[Some records]
══════════

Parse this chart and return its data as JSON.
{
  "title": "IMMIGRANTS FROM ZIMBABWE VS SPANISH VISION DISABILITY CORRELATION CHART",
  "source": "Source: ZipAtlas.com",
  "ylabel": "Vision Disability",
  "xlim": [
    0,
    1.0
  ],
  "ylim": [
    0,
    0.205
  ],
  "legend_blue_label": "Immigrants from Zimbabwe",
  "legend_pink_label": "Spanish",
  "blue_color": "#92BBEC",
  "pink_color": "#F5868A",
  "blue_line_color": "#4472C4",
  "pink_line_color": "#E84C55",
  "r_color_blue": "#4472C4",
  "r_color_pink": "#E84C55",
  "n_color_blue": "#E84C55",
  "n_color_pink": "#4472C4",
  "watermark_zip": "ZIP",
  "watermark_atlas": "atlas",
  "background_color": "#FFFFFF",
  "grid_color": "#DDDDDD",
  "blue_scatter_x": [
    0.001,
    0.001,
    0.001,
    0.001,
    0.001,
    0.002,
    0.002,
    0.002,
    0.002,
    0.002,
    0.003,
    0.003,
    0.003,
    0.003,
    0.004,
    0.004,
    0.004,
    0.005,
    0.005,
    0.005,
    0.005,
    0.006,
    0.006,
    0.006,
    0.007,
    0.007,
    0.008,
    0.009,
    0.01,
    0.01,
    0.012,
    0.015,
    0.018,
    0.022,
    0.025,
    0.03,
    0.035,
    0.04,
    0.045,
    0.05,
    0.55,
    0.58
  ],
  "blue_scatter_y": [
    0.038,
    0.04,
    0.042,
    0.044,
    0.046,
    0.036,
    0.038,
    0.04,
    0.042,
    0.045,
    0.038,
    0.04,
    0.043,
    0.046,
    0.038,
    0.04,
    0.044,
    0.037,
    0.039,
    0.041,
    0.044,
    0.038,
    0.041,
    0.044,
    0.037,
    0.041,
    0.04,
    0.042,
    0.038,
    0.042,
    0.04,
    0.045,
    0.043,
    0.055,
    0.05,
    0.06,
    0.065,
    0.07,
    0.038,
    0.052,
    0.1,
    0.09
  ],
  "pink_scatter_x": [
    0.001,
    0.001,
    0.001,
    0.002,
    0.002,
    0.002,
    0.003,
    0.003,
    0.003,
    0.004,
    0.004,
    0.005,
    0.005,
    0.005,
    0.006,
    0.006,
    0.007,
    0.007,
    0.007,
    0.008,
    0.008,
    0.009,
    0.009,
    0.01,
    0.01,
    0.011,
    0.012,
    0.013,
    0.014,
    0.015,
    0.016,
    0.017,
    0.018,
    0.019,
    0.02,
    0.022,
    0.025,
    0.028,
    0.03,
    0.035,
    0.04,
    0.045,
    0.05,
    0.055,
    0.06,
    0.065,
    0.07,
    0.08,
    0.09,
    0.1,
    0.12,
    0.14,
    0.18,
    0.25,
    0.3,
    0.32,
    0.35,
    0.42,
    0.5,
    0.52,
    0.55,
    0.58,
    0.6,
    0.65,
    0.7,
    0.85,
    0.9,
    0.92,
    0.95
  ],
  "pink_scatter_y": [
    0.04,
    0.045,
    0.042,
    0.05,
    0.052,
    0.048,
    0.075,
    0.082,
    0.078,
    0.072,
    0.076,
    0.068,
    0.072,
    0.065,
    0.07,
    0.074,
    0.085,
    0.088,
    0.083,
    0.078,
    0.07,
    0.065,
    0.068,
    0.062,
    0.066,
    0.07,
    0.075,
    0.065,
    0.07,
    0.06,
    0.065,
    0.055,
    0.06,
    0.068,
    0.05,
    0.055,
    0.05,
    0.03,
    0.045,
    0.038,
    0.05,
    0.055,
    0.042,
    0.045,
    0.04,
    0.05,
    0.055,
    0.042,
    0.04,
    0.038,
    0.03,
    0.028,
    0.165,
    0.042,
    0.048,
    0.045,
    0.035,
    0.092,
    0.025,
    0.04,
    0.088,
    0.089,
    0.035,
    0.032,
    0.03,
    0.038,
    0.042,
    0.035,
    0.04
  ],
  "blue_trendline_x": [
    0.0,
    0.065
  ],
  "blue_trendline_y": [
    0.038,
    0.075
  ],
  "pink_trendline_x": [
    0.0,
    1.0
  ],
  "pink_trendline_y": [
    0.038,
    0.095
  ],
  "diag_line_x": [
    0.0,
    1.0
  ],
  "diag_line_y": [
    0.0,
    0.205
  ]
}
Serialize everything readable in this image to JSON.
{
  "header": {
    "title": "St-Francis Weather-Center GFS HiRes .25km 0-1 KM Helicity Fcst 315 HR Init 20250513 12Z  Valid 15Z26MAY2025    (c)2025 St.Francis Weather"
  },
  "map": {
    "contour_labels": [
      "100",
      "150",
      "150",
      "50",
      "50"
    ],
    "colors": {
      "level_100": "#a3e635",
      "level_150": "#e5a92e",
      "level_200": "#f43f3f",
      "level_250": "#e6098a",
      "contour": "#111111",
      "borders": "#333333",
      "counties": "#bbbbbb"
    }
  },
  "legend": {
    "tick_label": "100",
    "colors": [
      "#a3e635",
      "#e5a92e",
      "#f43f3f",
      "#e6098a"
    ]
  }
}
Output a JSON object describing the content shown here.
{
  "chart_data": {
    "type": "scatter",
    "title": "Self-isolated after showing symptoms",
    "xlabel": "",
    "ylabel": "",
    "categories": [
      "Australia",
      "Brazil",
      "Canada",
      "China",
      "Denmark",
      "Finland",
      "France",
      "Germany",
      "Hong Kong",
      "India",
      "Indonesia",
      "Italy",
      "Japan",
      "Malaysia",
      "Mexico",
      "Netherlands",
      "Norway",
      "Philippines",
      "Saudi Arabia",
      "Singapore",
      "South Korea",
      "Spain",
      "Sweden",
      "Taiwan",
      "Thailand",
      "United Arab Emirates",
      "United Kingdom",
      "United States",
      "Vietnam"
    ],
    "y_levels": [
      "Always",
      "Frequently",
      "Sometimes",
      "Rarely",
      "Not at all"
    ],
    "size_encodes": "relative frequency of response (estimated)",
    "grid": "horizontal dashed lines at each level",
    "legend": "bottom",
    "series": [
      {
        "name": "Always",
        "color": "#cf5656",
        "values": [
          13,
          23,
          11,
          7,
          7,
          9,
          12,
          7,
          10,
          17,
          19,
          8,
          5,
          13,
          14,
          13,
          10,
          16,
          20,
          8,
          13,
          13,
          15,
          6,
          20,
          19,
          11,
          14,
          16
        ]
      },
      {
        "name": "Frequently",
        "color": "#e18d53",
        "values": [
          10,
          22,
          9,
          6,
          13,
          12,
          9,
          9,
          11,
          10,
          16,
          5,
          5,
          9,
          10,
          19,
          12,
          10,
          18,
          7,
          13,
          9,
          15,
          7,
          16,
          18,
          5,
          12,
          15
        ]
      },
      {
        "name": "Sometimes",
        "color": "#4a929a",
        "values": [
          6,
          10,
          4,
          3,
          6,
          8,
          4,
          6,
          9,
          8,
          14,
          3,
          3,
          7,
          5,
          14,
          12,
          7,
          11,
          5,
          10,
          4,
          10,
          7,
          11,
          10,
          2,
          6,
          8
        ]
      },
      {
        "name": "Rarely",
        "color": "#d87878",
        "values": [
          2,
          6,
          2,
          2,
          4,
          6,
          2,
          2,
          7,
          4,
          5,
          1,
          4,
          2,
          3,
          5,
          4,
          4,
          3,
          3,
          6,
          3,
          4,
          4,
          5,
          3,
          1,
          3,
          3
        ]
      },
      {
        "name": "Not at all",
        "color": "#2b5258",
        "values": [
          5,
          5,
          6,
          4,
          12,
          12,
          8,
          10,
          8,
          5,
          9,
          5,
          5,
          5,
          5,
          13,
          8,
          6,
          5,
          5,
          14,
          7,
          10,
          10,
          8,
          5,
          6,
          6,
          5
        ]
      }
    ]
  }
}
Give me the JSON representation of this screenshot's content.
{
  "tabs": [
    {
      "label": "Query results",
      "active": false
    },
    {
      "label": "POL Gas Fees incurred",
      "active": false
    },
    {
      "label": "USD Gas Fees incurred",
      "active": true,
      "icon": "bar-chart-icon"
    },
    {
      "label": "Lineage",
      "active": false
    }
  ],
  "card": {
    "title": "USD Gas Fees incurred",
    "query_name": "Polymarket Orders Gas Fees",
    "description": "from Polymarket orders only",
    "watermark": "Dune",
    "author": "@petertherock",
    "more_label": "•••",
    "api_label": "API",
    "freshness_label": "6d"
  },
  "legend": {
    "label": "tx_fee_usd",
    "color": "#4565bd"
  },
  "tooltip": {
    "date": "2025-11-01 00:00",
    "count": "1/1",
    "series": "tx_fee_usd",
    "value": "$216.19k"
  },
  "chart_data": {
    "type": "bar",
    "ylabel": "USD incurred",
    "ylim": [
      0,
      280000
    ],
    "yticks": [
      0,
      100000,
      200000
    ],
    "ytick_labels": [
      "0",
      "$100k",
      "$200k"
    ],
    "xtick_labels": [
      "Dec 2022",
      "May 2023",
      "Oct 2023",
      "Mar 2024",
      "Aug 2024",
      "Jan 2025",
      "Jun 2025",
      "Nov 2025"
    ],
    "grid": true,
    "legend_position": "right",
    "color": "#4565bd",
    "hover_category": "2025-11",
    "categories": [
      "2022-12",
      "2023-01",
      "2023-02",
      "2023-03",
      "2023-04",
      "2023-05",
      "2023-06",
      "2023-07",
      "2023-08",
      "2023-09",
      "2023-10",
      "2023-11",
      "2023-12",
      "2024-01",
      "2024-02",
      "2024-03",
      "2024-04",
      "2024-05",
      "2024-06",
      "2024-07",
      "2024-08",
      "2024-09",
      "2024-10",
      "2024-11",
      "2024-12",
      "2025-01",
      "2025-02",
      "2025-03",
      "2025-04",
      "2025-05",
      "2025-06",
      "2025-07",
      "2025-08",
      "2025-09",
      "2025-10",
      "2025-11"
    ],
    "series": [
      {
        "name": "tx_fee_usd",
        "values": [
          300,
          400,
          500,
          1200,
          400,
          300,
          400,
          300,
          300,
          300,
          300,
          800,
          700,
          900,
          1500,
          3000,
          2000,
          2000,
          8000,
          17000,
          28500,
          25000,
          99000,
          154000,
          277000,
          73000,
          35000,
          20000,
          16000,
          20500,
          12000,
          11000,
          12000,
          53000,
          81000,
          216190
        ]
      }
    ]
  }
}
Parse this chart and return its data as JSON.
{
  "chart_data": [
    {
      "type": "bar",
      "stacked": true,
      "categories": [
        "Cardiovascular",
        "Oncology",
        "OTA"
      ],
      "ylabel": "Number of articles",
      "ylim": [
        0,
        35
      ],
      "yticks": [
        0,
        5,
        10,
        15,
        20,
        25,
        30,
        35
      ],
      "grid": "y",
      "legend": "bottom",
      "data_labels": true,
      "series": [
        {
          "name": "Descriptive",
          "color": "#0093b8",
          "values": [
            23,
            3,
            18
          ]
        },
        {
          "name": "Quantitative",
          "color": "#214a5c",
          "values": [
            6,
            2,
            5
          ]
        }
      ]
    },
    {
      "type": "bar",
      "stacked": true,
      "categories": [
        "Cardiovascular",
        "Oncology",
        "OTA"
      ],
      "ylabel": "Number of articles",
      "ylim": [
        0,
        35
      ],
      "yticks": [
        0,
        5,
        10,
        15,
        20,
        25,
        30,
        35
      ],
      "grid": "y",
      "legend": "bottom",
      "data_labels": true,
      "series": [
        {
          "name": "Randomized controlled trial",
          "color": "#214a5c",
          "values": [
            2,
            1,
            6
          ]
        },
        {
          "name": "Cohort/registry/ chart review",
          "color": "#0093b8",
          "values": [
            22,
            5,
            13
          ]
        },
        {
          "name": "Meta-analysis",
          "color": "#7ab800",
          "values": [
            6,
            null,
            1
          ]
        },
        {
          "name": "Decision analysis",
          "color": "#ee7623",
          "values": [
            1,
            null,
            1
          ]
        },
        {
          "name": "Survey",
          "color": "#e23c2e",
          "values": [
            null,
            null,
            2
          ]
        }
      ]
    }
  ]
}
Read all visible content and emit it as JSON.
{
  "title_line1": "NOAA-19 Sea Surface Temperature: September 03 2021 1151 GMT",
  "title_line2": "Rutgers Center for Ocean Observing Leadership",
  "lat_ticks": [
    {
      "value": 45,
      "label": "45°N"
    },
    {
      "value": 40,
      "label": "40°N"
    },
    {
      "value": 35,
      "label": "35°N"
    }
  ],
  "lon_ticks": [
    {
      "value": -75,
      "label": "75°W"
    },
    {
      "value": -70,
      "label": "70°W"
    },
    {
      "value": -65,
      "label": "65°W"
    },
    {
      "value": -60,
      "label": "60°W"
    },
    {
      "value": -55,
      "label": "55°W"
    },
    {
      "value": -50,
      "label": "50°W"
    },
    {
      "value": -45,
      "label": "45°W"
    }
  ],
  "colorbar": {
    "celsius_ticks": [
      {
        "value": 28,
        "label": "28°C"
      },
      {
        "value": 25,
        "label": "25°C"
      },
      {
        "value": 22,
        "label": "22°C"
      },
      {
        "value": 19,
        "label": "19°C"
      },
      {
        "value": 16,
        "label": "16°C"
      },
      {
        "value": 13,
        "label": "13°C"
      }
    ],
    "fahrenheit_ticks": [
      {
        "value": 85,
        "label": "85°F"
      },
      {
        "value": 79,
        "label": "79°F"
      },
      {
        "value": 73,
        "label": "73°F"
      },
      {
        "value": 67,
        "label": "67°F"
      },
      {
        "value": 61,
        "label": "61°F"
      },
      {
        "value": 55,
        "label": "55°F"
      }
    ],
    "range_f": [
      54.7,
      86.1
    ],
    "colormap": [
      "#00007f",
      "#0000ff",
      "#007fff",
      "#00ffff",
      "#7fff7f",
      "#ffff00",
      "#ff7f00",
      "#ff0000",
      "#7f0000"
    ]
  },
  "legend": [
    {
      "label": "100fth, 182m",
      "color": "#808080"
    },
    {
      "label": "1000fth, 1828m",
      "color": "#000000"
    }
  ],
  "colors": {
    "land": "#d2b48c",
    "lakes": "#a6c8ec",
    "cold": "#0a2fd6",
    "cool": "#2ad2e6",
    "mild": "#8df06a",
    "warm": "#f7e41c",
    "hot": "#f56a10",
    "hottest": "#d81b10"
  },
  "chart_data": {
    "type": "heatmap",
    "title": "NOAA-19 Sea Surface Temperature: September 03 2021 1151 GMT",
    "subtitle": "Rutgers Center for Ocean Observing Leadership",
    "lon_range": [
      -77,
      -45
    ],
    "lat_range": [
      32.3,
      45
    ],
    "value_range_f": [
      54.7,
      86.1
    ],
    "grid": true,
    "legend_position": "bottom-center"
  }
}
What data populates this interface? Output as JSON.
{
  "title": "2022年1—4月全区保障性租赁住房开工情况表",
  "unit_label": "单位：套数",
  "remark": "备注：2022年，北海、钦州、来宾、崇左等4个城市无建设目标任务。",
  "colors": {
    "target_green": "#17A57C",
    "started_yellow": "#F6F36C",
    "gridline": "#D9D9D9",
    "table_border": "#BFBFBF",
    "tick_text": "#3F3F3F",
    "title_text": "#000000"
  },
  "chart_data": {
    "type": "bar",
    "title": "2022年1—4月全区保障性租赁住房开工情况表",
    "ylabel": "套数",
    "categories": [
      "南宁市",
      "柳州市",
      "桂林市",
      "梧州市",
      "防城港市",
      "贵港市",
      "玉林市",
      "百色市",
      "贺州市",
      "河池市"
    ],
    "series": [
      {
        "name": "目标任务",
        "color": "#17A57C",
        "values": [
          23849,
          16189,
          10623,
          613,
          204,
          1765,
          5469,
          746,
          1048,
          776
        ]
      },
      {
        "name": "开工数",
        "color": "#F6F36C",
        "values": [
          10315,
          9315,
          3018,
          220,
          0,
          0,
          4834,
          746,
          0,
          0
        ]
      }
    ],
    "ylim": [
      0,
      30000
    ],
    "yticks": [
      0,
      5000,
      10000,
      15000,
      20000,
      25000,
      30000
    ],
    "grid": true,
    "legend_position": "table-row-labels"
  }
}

══════════

** YOUR OBJECTIVE **
List every line from the entries above in which "ylabel" appears.

** SOLUTION **
  "ylabel": "Vision Disability",
    "ylabel": "",
    "ylabel": "USD incurred",
      "ylabel": "Number of articles",
      "ylabel": "Number of articles",
    "ylabel": "套数",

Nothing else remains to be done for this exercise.